Written tasks ->
A) Copy the stretch of the side letter agreement from "2. Each of X." through "of the Stockholders Agreement.", renaming "Qualifying Holder" as "Eligible Holder" everywhere it occurs.
B) According to the side letter agreement, on what date does the Minimum Executive Holding Period end for the three named executives?

Extract to read ->
>> Start

July 29, 2008
Exhibit 5
Execution Copy
July 29, 2008
Messrs.
X. Xxxxx Xxxx
Xxxx X. Xxxx, and
Xxxxxxx X. Xxxx
000 Xxxx Xxxxx Xxxx
Xxx Xxxxxxx, Xxxxx 00000
Re: Side Letter Agreement
Dear Xxxxx/Xxxx/Xxxxxxx:
This letter agreement relates to the Stockholders Agreement of even date herewith by and among CC Media Holdings, Inc., BT Triple Crown Merger Co., Inc., Clear Channel Capital IV, LLC, Clear Channel Capital V, L.P., X. Xxxxx Xxxx, Xxxx X. Xxxx, Xxxxxxx X. Xxxx and the other parties thereto (the “Stockholders Agreement”).
The purpose of this letter agreement is to supplement the agreements of the undersigned parties that are contained in the Stockholders Agreement. Accordingly, the Company, Capital IV, Capital V, X. Xxxxx Xxxx, Xxxx X. Xxxx, Xxxxxxx X. Xxxx and the other undersigned Executive Stockholders hereby agree, on behalf of themselves and their respective Permitted Transferees, heirs, representatives, successors and permitted assigns, as follows:
1. Whenever the term “Minimum Executive Holding Period” is used in the Stockholders Agreement in relation to X. Xxxxx Xxxx, Xxxx X. Xxxx or Xxxxxxx X. Xxxx or any of their respective Permitted Transferees, that term will be deemed to mean the period commencing on the Closing Date and ending on the date that is the earlier of (a) the seventh anniversary of the Closing Date and (b) the third anniversary of the closing of the Qualified Public Offering.
2. Each of X. Xxxxx Xxxx, Xxxx X. Xxxx and Xxxxxxx X. Xxxx will be treated as a “Qualifying Holder” for purposes of the Stockholders Agreement with respect to any period of time during which such Executive establishes to the reasonable satisfaction of the Company that such Executive is an “affiliate” of the Company (as that term is used in Rule 144), even if such Executive does not then hold Shares that represent at least 1% of the then outstanding shares of Common Stock and therefore would not otherwise then qualify as a “Qualifying Holder” for purposes of the Stockholders Agreement.
3. Section 7 of the Stockholders Agreement will not apply to X. Xxxxx Xxxx, Xxxx X. Xxxx or Xxxxxxx X. Xxxx or any of their respective Permitted Transferees, including the respective undersigned Initial Executive Designee associated with such Executive. Instead, the agreements set forth in Exhibit A to this letter agreement, together with the capitalized terms used therein that are defined or referred to in Exhibit B to this letter agreement, will apply to each such Executive and each of such Executive’s Permitted Transferees as fully as though such agreements were contained in the Stockholders Agreement as Section 7 thereof and such capitalized terms were included with the terms defined or referred to in Section 12.2 thereof. Unless otherwise specified, references to Sections in this letter agreement or in either of the
Exhibits hereto are references to sections of the Stockholders Agreement (which, for purposes of this sentence, will be deemed to contain, in Section 7 thereof, the agreements set forth in Exhibit A to this letter agreement and, in Section 12.2 thereof, the capitalized terms used in such Exhibit or defined in Exhibit B to this letter agreement).

>> End

(Dataset entries)
>> Start

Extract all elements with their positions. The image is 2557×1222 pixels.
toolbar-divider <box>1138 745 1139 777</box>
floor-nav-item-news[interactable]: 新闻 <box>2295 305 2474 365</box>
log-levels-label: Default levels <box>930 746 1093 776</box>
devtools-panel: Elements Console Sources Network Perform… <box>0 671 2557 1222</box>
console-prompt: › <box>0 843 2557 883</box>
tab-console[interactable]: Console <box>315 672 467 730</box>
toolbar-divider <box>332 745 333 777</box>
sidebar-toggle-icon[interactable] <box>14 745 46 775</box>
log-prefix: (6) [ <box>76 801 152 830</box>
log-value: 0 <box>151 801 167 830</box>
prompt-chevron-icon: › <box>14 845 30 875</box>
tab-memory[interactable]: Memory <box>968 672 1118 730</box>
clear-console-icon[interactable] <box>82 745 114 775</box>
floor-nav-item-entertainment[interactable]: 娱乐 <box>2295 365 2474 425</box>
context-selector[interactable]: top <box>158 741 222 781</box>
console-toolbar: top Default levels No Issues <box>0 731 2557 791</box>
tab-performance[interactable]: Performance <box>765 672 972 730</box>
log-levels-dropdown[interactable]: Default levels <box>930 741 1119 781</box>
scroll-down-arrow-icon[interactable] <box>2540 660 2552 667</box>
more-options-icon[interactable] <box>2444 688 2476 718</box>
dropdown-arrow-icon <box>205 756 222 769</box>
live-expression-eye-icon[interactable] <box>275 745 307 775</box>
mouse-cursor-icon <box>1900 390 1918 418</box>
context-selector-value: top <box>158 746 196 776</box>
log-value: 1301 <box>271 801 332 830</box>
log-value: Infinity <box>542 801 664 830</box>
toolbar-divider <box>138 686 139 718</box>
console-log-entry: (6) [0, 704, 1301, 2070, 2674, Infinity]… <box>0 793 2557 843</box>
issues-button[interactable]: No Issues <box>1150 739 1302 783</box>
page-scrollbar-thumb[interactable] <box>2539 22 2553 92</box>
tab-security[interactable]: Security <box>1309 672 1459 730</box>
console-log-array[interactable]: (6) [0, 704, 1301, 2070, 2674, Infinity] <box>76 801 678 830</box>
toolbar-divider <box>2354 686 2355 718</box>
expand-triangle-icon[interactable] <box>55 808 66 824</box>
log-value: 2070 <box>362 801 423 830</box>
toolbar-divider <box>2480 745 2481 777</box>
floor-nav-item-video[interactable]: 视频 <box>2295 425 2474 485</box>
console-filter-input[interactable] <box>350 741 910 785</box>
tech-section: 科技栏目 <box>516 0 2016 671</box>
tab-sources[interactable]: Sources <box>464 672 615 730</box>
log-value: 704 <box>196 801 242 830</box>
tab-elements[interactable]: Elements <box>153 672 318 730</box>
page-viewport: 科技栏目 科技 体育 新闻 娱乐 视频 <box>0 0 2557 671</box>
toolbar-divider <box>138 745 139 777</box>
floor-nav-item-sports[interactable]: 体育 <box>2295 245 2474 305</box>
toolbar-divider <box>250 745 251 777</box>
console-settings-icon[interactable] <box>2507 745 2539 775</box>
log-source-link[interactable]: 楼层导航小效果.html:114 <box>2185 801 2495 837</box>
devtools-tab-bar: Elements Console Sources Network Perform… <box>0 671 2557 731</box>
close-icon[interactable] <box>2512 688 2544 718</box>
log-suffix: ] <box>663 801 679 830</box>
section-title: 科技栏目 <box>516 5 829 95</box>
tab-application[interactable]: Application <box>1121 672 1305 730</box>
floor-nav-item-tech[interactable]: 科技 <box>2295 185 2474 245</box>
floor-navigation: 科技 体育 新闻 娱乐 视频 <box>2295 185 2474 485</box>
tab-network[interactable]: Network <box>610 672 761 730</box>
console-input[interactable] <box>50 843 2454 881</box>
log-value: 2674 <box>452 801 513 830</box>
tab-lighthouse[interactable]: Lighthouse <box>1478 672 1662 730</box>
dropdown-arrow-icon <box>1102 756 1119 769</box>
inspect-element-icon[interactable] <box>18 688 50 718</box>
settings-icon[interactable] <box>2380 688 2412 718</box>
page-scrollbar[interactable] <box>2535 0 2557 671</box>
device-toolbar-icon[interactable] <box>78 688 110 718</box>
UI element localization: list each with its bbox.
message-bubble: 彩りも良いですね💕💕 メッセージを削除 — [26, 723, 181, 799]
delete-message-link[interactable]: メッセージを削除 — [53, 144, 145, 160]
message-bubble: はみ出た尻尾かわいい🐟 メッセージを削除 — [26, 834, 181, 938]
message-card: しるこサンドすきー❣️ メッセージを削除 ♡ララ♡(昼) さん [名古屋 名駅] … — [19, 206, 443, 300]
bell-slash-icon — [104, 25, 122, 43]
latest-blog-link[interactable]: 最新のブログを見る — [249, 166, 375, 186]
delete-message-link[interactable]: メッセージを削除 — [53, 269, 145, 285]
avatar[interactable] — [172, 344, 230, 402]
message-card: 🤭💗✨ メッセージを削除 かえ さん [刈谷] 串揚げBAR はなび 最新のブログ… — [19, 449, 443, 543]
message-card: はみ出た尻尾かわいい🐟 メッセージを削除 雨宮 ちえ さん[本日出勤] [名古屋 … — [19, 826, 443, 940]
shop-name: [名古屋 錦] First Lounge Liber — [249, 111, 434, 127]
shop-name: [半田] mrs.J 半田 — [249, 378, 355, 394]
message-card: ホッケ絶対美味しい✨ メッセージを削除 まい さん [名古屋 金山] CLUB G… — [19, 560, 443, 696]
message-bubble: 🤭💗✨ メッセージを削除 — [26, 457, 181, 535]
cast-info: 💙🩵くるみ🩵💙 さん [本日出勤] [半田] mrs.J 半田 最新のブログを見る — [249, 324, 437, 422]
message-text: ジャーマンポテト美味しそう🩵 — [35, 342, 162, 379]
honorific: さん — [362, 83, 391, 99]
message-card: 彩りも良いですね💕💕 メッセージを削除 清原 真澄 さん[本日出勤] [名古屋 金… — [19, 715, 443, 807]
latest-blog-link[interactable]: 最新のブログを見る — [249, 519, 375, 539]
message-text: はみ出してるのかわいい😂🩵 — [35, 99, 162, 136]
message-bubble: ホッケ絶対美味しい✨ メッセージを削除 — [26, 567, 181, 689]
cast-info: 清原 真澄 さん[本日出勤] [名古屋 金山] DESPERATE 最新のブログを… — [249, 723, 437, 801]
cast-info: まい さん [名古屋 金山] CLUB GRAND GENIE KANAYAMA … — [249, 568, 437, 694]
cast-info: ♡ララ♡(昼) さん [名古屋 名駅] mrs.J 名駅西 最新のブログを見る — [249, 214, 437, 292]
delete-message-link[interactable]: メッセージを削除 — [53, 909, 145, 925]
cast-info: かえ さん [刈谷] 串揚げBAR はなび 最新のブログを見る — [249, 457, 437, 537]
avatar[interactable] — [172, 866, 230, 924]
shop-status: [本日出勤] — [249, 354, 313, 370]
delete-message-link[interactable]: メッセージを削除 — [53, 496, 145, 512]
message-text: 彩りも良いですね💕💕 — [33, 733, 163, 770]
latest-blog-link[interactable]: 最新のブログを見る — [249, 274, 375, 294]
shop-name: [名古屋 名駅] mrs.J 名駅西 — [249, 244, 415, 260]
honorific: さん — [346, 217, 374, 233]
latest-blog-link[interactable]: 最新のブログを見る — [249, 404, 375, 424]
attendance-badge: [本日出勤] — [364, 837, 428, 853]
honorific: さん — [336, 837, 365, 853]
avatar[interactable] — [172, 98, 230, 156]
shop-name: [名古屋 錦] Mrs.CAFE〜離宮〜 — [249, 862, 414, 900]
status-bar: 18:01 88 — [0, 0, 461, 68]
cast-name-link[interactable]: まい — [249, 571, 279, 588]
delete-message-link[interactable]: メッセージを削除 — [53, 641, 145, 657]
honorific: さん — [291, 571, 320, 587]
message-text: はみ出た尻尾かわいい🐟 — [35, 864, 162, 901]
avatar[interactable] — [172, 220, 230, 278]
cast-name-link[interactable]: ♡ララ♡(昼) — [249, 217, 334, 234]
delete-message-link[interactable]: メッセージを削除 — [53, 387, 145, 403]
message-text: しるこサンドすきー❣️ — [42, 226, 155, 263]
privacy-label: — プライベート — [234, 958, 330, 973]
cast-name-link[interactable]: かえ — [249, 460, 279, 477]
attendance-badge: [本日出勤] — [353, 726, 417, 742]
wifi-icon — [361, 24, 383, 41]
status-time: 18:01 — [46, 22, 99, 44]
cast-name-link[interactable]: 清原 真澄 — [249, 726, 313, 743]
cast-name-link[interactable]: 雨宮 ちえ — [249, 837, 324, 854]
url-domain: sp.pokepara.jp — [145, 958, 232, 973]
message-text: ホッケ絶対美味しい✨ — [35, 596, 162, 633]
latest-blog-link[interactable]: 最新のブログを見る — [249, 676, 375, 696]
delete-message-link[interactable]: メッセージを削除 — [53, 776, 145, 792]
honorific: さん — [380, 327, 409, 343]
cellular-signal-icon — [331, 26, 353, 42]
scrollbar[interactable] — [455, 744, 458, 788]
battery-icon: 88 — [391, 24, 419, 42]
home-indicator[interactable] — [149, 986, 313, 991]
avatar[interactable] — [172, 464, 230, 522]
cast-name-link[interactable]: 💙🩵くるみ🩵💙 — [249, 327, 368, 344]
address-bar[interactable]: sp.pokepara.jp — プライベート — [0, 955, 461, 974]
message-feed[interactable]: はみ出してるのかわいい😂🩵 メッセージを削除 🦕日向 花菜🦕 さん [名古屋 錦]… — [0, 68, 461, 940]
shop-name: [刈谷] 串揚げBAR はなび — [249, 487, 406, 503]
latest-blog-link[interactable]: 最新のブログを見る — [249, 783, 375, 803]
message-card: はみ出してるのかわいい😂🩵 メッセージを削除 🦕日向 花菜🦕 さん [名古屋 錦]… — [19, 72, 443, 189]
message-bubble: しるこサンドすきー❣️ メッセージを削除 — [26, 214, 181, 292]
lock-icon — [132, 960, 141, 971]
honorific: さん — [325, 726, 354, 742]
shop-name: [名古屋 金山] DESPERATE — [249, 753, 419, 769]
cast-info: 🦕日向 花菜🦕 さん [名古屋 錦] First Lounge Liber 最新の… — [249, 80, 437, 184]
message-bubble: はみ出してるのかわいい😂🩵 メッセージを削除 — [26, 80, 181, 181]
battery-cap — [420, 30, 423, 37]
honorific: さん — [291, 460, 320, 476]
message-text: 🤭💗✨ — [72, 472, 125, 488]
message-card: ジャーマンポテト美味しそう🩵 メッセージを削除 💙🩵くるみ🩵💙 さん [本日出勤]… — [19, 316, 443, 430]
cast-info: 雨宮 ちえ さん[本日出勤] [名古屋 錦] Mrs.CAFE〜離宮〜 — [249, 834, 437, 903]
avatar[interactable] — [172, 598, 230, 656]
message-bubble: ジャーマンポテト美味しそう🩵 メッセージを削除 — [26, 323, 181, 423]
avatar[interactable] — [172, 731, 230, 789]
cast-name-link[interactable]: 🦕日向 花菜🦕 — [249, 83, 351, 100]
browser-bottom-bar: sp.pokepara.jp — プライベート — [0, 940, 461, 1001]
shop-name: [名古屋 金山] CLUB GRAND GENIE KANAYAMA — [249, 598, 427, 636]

>> End

Answers to the exercises ->
A)
2. Each of X. Xxxxx Xxxx, Xxxx X. Xxxx and Xxxxxxx X. Xxxx will be treated as a “Eligible Holder” for purposes of the Stockholders Agreement with respect to any period of time during which such Executive establishes to the reasonable satisfaction of the Company that such Executive is an “affiliate” of the Company (as that term is used in Rule 144), even if such Executive does not then hold Shares that represent at least 1% of the then outstanding shares of Common Stock and therefore would not otherwise then qualify as a “Eligible Holder” for purposes of the Stockholders Agreement.

B) It ends on the earlier of the seventh anniversary of the Closing Date and the third anniversary of the closing of the Qualified Public Offering.